§ Dataset items:
* * * * * * *
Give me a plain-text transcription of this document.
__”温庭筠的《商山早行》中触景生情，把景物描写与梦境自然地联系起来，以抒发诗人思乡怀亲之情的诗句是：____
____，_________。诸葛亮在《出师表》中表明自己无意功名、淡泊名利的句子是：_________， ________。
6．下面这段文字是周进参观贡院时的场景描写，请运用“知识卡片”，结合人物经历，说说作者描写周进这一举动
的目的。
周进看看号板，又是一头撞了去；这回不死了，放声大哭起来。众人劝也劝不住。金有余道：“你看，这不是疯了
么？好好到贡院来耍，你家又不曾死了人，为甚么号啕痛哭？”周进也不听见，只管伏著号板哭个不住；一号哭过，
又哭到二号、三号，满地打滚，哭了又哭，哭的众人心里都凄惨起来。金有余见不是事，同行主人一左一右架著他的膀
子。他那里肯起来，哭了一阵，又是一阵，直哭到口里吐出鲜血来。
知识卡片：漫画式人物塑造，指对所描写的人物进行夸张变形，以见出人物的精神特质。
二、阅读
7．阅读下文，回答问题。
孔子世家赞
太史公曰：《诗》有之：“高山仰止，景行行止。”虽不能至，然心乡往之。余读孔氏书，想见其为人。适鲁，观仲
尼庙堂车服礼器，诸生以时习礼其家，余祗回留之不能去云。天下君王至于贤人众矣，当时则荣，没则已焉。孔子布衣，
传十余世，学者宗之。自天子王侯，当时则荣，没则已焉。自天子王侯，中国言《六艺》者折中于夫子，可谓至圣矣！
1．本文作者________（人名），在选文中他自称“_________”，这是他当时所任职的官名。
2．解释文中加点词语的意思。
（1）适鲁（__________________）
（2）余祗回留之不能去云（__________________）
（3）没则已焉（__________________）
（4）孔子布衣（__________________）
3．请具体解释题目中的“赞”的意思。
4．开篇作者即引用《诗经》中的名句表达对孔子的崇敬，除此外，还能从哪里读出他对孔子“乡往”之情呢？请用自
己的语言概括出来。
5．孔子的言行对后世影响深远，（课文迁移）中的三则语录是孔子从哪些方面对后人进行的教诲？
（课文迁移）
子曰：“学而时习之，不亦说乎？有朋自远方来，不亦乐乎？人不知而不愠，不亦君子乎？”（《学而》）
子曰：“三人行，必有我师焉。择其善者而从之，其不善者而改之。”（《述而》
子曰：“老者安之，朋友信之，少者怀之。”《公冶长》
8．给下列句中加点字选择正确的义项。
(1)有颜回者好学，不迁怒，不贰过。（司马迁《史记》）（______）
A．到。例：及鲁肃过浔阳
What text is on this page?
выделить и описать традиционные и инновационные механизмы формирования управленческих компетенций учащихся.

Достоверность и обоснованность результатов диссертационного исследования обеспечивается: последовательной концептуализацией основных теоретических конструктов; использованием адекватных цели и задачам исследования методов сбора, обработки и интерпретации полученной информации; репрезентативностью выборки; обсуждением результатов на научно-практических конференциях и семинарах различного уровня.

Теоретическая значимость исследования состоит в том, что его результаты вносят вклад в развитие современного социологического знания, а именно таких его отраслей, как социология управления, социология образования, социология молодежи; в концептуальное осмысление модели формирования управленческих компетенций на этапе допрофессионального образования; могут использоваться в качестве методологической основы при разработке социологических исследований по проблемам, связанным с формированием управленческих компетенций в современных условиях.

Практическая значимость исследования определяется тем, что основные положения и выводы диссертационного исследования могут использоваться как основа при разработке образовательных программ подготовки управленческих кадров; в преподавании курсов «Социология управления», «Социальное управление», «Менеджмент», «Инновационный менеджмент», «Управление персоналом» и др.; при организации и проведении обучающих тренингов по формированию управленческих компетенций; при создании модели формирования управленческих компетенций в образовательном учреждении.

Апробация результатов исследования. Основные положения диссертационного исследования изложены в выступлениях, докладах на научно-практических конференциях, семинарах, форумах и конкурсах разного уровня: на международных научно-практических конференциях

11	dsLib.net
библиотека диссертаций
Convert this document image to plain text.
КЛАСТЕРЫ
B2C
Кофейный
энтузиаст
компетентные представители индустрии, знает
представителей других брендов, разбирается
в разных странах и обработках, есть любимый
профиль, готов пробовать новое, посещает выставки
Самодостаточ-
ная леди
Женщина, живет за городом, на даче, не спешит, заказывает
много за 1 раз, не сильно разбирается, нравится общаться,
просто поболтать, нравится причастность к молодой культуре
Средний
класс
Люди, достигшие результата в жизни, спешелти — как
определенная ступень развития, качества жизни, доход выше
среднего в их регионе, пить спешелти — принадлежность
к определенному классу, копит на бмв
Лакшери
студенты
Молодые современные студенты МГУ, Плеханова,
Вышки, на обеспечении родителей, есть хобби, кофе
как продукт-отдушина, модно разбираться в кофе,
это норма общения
* * * * * * *
§ Problem statement: Pick out and copy the lines of the material that include the word "余祗回留之不能去云".

§ Full solution:
尼庙堂车服礼器，诸生以时习礼其家，余祗回留之不能去云。天下君王至于贤人众矣，当时则荣，没则已焉。孔子布衣，
（2）余祗回留之不能去云（__________________）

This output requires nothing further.